> [Problem description]: Locate every line that holds the string "will" and copy it.

************

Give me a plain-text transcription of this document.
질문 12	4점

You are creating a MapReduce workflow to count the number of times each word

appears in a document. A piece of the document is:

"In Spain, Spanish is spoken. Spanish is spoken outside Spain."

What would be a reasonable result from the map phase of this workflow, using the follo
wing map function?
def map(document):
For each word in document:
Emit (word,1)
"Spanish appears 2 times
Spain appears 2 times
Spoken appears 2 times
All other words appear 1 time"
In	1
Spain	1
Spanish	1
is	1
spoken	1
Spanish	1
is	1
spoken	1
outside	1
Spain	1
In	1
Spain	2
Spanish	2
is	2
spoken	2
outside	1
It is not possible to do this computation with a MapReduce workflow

************

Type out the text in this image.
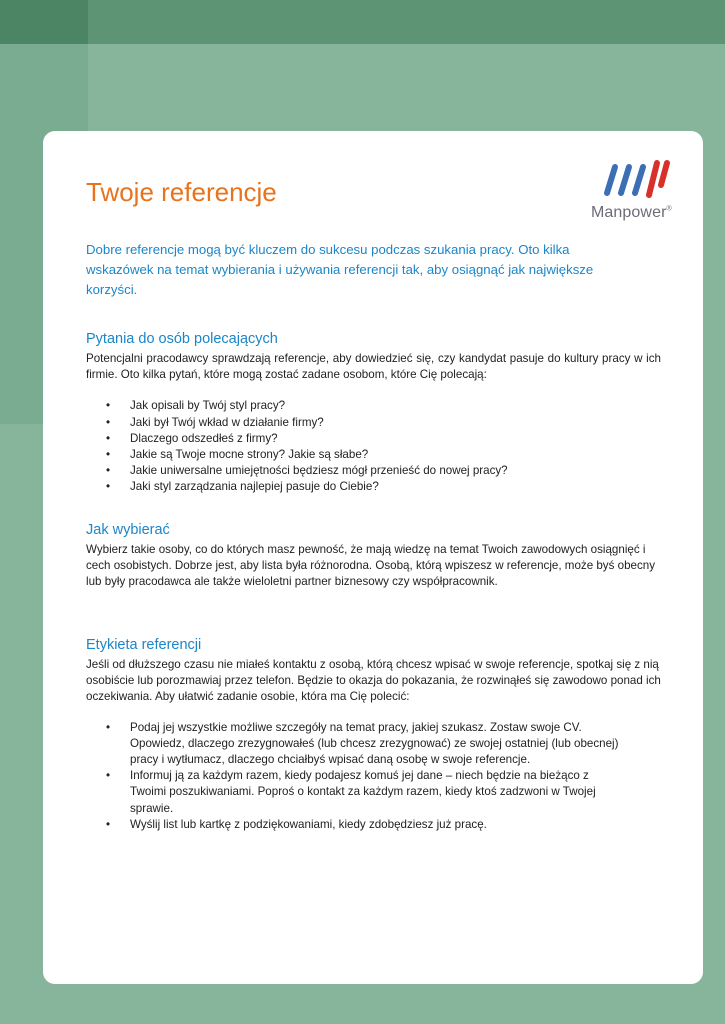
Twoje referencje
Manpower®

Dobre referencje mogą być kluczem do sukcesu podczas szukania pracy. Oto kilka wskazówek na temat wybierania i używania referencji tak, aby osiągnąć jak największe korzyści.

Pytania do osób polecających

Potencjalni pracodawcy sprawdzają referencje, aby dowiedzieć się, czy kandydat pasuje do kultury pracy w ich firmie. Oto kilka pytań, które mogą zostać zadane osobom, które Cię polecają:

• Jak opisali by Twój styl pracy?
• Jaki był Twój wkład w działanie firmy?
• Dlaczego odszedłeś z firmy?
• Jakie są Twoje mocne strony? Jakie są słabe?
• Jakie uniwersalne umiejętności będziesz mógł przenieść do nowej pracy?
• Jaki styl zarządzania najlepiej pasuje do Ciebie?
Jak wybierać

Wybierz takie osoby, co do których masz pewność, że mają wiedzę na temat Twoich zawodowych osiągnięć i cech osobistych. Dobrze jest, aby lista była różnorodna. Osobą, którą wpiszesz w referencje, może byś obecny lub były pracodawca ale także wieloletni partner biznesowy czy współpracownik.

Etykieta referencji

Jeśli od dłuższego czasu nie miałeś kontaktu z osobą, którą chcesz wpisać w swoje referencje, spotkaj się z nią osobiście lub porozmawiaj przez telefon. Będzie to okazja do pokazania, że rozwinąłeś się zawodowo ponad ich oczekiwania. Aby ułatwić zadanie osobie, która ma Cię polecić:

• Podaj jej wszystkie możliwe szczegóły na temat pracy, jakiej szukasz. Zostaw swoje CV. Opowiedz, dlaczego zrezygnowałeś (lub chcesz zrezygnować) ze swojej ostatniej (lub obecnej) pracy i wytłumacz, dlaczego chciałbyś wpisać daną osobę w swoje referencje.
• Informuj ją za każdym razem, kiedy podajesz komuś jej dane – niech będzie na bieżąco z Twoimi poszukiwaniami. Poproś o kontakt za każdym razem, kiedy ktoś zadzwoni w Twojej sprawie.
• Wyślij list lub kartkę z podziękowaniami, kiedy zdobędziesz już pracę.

************

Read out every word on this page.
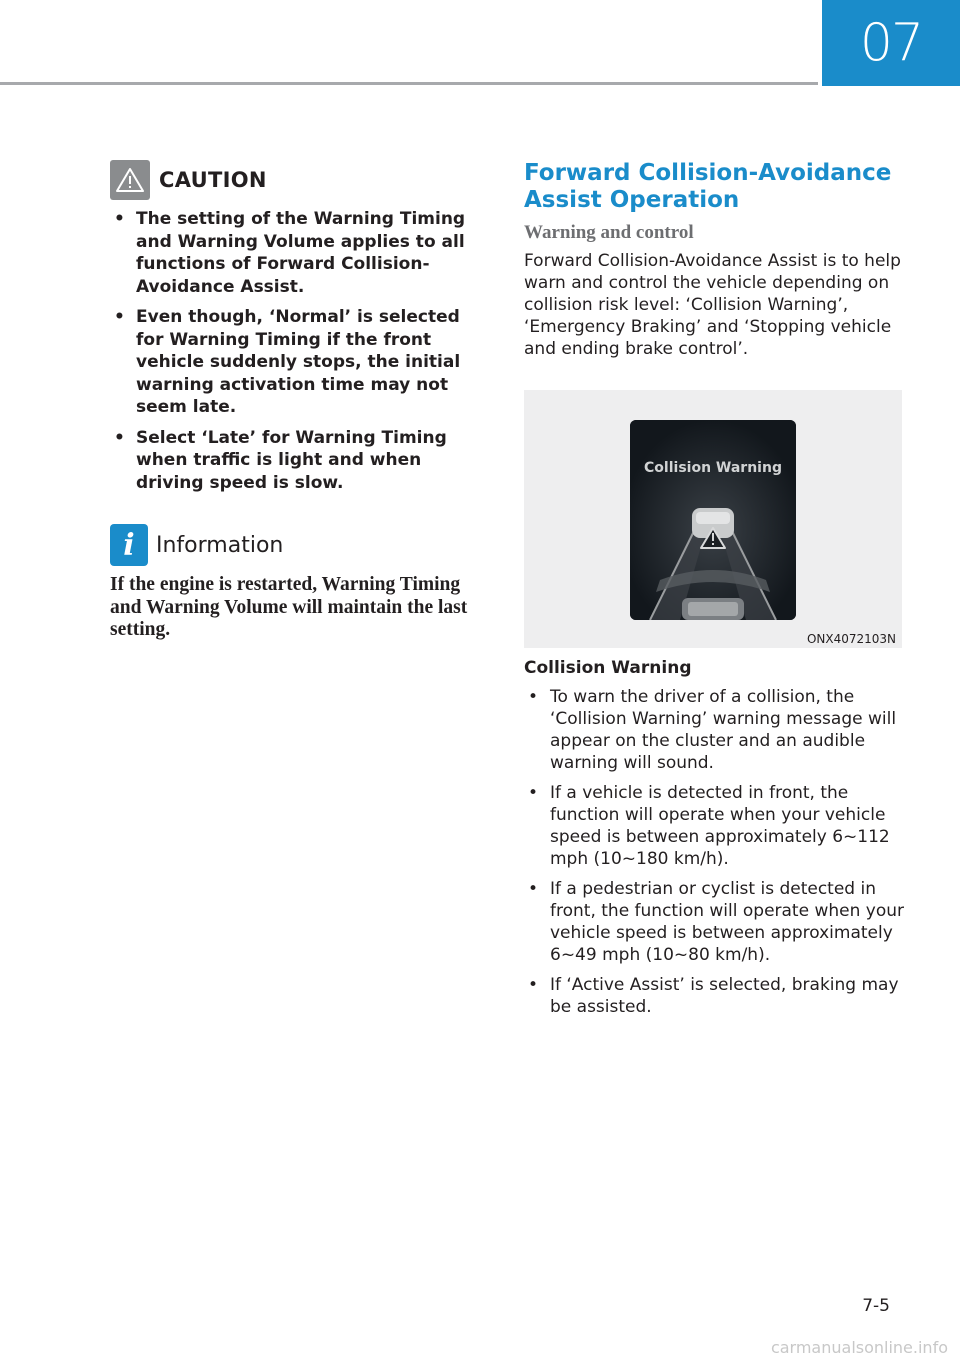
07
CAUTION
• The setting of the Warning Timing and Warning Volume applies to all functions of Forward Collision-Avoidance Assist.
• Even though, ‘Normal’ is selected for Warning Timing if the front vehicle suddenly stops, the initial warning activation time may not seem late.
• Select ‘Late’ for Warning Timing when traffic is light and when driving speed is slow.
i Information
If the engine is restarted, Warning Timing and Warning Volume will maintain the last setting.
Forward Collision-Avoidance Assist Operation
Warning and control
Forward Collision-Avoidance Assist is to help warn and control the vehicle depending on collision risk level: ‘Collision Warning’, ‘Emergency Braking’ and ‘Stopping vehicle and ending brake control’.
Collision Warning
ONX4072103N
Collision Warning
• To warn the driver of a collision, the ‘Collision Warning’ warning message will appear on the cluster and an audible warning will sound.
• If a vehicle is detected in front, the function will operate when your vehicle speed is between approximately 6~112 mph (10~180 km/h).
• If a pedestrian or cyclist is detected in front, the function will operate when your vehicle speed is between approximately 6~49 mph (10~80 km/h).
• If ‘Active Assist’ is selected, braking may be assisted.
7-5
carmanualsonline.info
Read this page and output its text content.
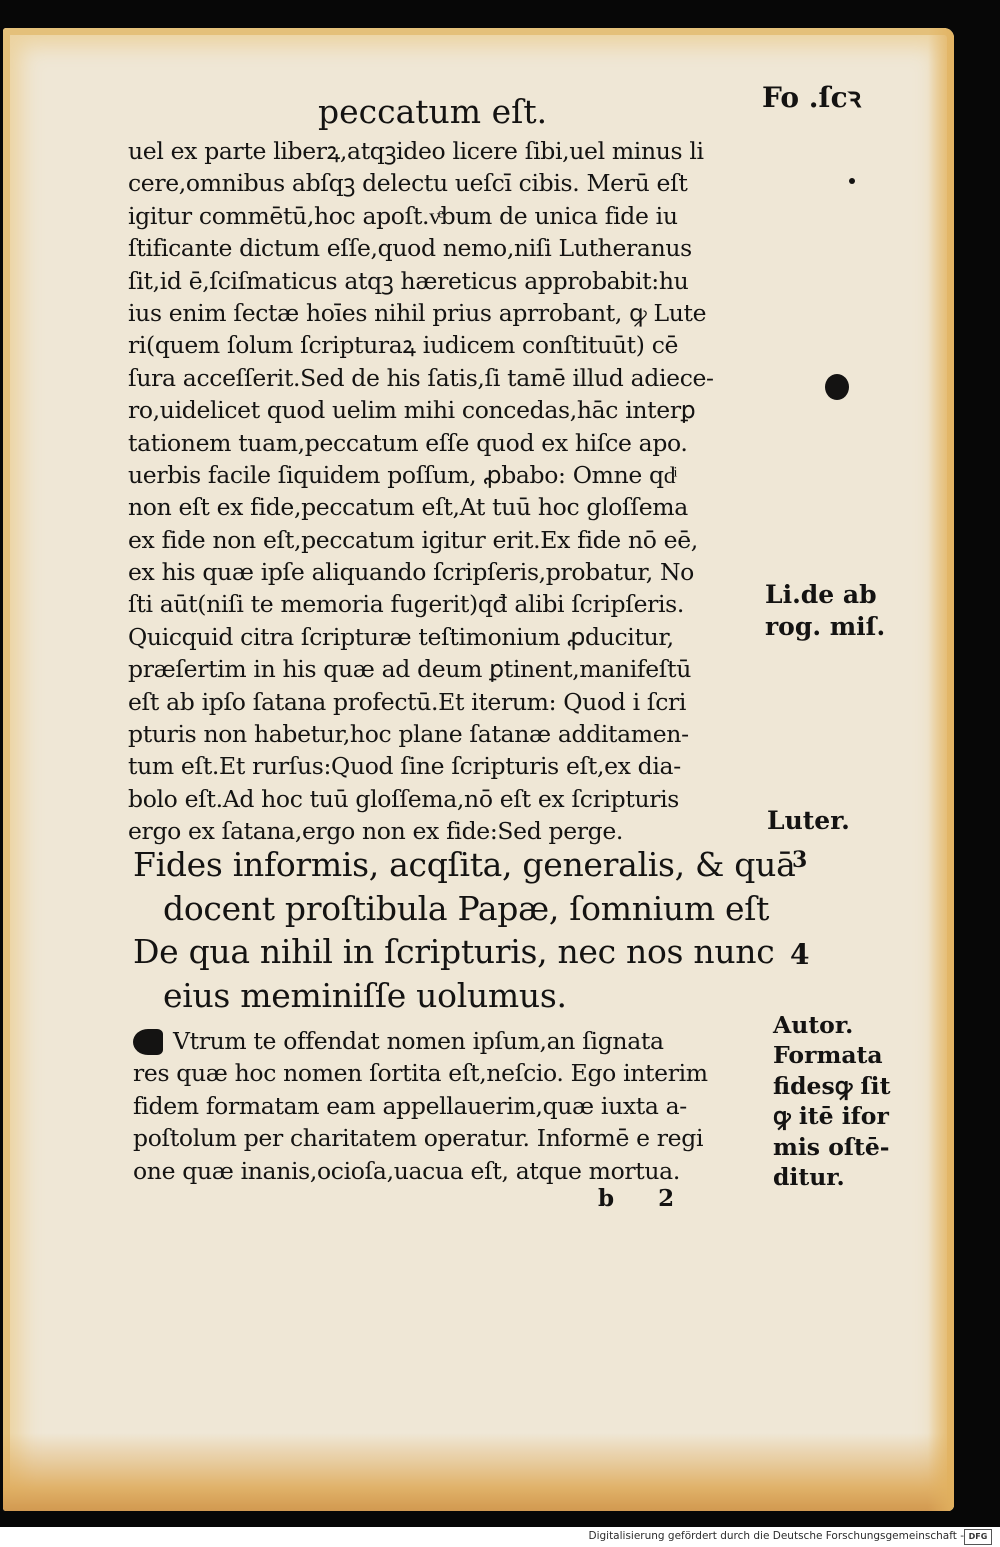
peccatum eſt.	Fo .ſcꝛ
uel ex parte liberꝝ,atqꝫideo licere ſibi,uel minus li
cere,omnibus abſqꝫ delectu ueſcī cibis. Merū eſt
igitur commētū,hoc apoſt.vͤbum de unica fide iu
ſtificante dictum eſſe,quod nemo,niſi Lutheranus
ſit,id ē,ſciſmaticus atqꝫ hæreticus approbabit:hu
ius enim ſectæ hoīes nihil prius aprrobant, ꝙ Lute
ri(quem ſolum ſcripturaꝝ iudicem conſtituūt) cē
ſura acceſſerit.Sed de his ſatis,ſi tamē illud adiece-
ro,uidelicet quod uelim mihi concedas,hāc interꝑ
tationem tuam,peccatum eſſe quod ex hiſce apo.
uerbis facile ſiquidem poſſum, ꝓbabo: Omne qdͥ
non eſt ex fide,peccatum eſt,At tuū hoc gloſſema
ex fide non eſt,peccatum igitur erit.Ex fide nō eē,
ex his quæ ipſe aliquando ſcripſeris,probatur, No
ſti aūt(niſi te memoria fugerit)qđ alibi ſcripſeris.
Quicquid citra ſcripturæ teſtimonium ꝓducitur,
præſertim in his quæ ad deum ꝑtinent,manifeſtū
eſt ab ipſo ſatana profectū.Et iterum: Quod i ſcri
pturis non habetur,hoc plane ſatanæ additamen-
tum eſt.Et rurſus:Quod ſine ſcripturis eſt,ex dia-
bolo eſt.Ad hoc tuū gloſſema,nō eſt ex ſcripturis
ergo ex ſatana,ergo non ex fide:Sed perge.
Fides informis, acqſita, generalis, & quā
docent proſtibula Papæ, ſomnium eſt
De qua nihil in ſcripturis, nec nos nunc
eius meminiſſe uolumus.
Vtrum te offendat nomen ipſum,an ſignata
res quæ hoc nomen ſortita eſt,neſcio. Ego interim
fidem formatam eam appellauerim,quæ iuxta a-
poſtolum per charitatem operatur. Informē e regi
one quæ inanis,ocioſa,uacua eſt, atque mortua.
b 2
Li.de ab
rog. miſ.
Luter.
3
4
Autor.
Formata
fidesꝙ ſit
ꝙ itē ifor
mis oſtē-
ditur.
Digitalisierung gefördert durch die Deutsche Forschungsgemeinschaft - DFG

************

> [Task answer]:
If the engine is restarted, Warning Timing and Warning Volume will maintain the last setting.
• To warn the driver of a collision, the ‘Collision Warning’ warning message will appear on the cluster and an audible warning will sound.
• If a vehicle is detected in front, the function will operate when your vehicle speed is between approximately 6~112 mph (10~180 km/h).
• If a pedestrian or cyclist is detected in front, the function will operate when your vehicle speed is between approximately 6~49 mph (10~80 km/h).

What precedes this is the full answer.